GOAL.
Find every line of the listing below where "الأعمش" appears, and copy it.

MATERIAL PROVIDED.
════════

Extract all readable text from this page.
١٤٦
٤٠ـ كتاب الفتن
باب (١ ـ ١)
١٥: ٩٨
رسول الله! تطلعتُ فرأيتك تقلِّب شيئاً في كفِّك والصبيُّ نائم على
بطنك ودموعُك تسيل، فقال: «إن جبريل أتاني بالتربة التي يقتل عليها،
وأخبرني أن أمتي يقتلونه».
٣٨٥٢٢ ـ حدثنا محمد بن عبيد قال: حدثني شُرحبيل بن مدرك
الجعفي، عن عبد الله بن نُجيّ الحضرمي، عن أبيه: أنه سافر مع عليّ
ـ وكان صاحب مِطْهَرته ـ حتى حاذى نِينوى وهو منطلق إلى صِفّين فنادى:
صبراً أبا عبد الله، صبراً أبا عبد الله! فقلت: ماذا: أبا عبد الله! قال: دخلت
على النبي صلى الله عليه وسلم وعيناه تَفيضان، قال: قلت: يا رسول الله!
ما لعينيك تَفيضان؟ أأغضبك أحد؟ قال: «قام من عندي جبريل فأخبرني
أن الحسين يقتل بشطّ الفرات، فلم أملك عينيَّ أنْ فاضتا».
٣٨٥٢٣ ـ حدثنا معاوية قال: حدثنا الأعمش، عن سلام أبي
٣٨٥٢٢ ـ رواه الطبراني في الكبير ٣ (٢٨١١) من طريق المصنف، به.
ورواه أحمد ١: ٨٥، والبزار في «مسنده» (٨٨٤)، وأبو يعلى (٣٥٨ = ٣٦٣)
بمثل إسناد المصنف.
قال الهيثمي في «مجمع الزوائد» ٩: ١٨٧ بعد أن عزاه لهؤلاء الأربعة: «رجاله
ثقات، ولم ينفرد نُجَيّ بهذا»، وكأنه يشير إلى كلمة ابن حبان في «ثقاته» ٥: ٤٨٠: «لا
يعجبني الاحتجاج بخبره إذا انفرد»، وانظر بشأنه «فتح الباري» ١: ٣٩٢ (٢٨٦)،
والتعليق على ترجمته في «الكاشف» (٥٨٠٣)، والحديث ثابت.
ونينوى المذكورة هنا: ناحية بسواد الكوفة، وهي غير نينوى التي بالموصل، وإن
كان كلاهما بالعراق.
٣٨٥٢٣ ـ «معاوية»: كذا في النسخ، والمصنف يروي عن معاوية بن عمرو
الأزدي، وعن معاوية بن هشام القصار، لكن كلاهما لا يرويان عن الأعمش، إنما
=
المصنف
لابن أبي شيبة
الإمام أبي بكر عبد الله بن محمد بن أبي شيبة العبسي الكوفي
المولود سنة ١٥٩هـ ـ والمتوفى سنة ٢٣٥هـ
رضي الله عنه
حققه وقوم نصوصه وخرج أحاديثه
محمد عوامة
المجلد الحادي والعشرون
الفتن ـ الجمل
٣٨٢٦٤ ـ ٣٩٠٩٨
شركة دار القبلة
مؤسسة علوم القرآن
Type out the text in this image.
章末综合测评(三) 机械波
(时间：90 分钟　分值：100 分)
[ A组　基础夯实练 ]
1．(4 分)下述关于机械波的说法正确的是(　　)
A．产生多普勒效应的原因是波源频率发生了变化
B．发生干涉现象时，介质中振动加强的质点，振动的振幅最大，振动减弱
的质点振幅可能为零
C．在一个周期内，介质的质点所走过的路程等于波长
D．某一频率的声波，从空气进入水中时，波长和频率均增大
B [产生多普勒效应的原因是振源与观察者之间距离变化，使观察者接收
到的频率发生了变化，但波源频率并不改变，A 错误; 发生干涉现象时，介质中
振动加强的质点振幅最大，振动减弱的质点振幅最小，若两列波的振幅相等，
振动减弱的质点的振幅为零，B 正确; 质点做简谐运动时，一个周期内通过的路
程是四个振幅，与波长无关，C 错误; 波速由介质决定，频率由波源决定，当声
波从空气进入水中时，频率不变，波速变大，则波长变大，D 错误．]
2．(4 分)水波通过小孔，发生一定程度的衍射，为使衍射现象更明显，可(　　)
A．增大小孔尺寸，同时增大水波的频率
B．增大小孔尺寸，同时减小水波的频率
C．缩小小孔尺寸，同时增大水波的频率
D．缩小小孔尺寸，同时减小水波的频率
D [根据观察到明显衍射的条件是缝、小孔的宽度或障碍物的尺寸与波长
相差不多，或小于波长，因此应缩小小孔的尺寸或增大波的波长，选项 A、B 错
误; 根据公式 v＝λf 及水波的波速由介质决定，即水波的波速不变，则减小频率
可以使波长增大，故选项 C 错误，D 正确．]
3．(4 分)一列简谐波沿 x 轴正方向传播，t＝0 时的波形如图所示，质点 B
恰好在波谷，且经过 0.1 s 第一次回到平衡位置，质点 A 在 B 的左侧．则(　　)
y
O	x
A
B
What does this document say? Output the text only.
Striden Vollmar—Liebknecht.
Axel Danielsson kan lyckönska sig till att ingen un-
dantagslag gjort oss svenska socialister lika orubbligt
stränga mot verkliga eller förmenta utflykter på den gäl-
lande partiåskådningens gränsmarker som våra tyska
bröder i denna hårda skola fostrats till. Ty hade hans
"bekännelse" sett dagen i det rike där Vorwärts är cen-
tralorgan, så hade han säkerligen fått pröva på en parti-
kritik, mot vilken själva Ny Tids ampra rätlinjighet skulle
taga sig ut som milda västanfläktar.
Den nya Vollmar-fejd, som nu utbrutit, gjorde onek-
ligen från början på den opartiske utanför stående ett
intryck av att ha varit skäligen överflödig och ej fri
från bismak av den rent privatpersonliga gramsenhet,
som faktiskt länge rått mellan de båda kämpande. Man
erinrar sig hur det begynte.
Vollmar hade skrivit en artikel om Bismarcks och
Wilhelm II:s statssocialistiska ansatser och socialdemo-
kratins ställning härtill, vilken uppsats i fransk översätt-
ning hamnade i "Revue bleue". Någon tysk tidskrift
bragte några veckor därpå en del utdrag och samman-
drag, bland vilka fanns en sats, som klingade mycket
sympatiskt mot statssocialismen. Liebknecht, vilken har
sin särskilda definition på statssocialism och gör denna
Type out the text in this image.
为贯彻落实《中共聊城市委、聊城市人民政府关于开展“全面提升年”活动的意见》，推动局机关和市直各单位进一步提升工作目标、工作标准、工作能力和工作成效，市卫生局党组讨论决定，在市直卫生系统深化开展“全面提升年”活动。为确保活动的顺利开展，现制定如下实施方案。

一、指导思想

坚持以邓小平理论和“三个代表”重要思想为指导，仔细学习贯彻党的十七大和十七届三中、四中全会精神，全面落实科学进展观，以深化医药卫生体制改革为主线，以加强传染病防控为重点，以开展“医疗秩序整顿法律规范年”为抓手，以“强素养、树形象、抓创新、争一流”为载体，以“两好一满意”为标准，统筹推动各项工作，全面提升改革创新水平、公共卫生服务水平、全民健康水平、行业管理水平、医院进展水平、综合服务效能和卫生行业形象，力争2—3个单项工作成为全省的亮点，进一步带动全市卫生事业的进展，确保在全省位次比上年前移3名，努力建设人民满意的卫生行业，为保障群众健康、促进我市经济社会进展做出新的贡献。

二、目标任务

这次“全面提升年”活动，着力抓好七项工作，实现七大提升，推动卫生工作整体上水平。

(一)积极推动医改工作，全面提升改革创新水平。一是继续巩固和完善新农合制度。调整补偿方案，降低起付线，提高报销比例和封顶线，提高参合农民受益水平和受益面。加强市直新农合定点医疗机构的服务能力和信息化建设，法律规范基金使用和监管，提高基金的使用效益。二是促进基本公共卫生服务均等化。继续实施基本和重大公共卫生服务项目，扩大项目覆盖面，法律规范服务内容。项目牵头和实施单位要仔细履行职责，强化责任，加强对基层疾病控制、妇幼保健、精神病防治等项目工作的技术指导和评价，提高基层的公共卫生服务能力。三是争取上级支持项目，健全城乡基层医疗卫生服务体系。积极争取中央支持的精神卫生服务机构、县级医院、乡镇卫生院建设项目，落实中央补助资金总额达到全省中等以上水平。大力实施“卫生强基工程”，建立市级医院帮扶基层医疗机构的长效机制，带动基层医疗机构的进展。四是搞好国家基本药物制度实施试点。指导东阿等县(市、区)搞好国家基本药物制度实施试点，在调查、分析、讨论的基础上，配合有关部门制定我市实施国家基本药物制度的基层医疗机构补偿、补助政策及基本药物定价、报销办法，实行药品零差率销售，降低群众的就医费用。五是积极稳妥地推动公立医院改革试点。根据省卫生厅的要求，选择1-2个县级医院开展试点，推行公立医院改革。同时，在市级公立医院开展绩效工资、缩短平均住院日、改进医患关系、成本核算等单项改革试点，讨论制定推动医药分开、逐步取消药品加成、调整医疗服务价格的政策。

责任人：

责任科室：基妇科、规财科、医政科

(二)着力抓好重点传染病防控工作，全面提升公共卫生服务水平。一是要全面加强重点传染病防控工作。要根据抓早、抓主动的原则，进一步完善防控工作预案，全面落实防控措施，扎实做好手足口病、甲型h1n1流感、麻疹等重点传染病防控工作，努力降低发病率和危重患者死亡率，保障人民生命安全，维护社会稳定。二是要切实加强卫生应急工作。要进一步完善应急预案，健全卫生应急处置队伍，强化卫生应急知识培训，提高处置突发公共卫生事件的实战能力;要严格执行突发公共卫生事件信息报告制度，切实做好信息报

════════

TASK SOLUTION.
٣٨٥٢٣ ـ حدثنا معاوية قال: حدثنا الأعمش، عن سلام أبي
الأزدي، وعن معاوية بن هشام القصار، لكن كلاهما لا يرويان عن الأعمش، إنما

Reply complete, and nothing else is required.